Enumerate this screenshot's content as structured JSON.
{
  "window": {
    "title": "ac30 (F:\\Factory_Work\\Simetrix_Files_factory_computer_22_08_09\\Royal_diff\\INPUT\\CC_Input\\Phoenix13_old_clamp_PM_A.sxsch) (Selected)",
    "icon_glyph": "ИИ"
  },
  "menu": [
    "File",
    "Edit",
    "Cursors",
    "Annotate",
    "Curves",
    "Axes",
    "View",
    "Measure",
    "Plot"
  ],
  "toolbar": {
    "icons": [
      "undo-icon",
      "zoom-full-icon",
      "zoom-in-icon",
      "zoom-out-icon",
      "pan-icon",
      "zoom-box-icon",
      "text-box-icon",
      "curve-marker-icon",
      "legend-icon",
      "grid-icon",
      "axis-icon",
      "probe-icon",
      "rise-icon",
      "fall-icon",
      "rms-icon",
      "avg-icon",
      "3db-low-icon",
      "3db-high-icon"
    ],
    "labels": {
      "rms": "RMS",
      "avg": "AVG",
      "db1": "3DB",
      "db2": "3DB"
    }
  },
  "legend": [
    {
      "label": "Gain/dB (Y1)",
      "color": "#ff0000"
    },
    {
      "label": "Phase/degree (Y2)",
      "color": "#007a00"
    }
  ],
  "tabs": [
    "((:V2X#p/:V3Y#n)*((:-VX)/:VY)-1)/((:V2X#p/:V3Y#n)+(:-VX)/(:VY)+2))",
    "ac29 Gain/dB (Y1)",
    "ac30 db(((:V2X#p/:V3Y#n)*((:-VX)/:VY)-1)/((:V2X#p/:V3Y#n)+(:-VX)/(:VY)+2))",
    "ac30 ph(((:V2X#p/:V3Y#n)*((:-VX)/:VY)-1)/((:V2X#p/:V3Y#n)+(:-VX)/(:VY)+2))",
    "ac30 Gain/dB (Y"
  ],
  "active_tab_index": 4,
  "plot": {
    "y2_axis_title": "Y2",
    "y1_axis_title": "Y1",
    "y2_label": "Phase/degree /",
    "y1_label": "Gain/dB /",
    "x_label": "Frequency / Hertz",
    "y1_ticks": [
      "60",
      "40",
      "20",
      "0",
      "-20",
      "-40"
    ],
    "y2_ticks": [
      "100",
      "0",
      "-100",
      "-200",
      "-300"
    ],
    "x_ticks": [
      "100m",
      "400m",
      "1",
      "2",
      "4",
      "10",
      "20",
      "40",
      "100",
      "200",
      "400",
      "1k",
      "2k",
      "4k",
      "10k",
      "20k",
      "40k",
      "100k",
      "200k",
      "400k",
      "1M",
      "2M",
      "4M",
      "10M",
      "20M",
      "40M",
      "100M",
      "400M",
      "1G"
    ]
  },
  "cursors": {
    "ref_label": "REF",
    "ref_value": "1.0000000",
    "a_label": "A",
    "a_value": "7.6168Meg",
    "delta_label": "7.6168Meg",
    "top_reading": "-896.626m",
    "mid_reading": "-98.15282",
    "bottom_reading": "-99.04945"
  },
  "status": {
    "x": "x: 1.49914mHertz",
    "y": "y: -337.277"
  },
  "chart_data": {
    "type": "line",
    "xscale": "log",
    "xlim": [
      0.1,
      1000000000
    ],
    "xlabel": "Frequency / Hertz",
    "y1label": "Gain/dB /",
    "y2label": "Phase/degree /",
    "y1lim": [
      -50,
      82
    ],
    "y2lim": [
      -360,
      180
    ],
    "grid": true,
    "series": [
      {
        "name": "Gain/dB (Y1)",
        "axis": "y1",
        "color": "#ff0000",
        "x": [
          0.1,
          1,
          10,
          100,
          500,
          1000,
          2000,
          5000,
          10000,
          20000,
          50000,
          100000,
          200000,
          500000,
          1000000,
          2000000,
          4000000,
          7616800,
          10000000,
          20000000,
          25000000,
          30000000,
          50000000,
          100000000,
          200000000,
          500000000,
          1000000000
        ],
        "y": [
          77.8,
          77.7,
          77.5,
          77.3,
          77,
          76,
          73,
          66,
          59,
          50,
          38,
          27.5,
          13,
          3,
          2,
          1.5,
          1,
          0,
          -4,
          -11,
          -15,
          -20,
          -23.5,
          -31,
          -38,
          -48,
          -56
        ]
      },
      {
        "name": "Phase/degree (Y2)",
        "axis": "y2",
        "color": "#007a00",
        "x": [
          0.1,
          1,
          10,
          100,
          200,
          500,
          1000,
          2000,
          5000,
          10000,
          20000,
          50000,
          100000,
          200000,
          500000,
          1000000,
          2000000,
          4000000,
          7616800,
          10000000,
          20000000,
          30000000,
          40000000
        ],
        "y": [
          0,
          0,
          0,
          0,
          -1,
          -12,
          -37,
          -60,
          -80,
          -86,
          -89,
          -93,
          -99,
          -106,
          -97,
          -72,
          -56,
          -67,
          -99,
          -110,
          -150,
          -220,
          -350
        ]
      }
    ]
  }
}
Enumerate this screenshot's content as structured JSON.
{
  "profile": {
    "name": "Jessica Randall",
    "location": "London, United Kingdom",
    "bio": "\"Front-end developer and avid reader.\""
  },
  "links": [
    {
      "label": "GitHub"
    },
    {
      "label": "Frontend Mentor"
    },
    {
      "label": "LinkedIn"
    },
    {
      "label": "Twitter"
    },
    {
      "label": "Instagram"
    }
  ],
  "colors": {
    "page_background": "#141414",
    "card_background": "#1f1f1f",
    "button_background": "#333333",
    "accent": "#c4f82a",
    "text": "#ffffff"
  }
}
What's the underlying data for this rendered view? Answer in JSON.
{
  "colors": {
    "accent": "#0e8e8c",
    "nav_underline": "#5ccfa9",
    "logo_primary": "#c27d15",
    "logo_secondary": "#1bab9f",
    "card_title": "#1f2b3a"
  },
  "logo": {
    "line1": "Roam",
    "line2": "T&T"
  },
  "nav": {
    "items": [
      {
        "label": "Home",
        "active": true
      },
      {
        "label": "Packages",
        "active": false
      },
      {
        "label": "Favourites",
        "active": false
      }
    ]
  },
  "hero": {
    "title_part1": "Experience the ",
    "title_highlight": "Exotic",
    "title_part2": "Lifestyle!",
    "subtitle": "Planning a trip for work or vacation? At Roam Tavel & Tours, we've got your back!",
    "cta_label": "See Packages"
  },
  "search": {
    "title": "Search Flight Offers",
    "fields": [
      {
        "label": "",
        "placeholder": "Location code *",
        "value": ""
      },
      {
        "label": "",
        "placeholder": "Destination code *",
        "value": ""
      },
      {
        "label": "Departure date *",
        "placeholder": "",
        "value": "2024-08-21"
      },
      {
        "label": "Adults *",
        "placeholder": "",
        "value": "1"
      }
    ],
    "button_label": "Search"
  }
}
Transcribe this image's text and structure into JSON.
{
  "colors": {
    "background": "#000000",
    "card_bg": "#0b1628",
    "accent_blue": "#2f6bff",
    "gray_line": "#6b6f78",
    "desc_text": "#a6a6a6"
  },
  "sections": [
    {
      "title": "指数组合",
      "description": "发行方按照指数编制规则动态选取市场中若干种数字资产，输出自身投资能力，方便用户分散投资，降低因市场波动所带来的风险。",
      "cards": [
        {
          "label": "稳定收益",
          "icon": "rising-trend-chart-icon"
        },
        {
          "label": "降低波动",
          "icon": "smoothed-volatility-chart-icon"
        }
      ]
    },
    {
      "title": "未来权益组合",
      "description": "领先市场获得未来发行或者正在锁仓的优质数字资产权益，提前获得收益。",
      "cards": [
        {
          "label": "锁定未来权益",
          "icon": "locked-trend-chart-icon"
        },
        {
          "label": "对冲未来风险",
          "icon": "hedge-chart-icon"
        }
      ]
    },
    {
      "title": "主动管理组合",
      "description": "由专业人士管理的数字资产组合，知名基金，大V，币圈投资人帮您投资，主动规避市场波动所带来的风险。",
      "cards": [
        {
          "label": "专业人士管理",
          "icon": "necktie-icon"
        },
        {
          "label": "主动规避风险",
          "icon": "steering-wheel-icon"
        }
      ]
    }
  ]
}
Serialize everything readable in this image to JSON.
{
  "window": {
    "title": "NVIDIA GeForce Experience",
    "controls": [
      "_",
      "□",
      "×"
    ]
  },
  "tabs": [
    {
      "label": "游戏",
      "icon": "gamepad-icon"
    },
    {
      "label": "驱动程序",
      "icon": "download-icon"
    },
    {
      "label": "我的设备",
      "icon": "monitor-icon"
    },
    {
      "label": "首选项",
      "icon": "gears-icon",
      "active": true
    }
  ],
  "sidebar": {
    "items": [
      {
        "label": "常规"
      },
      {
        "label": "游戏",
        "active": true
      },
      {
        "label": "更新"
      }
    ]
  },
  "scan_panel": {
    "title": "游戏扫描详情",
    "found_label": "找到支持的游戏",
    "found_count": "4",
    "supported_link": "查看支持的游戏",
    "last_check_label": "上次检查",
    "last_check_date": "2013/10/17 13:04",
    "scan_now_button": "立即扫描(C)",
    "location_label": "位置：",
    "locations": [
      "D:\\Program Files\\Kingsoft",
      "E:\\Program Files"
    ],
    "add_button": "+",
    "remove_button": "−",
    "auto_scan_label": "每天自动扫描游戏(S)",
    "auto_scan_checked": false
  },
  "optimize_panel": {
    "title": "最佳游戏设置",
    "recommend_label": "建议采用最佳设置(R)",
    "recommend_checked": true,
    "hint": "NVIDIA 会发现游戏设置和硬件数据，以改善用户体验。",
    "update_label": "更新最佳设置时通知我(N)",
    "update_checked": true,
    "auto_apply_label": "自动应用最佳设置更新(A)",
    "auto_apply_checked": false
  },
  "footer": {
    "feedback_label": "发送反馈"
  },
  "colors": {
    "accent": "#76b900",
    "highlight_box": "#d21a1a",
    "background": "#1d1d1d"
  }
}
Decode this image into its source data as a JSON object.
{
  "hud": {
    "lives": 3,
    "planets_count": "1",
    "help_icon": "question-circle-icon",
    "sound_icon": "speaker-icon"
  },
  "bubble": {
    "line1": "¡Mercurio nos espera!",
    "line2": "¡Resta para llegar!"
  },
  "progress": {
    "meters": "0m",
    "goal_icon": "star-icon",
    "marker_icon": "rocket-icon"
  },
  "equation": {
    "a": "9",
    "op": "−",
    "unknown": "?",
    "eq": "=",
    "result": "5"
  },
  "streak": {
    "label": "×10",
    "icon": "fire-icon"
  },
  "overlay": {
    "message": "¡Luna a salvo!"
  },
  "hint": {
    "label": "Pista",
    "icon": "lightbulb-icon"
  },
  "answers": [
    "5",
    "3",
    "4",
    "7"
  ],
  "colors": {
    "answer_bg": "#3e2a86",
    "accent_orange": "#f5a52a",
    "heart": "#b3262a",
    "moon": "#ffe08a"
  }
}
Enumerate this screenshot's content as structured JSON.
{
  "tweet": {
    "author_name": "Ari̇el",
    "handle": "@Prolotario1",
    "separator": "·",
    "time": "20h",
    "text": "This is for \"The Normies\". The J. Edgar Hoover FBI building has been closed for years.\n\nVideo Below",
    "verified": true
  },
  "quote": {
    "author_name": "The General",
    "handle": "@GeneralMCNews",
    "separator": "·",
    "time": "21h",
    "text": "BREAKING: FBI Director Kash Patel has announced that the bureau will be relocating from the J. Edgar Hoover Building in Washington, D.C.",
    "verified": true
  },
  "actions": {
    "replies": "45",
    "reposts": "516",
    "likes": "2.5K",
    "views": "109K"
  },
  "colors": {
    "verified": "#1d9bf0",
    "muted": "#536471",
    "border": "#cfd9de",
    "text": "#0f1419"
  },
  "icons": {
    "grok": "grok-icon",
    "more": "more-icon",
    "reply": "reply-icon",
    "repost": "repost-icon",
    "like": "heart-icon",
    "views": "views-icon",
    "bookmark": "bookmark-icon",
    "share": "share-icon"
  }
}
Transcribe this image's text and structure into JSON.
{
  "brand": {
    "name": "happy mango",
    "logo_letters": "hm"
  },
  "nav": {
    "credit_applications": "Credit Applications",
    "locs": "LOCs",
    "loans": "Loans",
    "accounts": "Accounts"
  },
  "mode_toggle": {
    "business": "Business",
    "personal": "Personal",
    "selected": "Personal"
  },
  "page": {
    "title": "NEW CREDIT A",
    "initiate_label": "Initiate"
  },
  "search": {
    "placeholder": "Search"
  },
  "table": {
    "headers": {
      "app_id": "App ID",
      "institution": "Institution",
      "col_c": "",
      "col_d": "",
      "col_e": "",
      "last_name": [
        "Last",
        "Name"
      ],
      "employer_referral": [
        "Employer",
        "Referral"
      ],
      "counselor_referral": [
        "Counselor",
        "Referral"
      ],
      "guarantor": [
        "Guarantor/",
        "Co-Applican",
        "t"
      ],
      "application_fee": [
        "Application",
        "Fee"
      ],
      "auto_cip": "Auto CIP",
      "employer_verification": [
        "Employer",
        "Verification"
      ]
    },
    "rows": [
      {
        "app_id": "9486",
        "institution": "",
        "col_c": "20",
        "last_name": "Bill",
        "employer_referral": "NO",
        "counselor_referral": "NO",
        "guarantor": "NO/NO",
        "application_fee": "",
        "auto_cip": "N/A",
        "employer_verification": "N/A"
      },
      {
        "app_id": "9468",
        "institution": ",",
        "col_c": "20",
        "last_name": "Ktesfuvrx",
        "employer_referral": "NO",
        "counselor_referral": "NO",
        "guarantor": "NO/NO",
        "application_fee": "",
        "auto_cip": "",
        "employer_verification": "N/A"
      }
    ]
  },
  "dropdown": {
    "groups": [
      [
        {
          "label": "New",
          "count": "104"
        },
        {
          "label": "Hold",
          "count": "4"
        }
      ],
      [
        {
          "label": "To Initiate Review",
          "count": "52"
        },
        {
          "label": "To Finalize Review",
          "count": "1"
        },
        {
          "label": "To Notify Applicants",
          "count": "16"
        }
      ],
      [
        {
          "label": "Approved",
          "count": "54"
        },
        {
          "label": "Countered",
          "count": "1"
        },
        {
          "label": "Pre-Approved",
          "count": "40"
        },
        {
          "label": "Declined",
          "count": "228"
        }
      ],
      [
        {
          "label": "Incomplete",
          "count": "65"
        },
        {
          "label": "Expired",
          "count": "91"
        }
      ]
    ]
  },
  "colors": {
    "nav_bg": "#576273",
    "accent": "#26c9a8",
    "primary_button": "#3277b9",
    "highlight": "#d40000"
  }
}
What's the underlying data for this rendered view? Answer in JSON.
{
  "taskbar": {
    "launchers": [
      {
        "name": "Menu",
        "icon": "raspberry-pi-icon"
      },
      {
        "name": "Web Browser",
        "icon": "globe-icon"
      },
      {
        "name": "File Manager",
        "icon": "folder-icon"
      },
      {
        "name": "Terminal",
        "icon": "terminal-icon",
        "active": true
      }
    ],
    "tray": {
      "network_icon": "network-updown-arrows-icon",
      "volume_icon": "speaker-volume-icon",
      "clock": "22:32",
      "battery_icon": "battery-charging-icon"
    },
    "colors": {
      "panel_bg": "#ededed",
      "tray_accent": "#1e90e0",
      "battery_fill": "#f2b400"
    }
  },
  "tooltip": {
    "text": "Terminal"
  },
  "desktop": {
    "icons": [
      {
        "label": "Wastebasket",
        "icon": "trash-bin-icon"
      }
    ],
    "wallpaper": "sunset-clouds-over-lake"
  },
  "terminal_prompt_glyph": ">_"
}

---

» Problem to solve
Where a line above contains the word "handle", copy that line.

» Problem solution
    "handle": "@Prolotario1",
    "handle": "@GeneralMCNews",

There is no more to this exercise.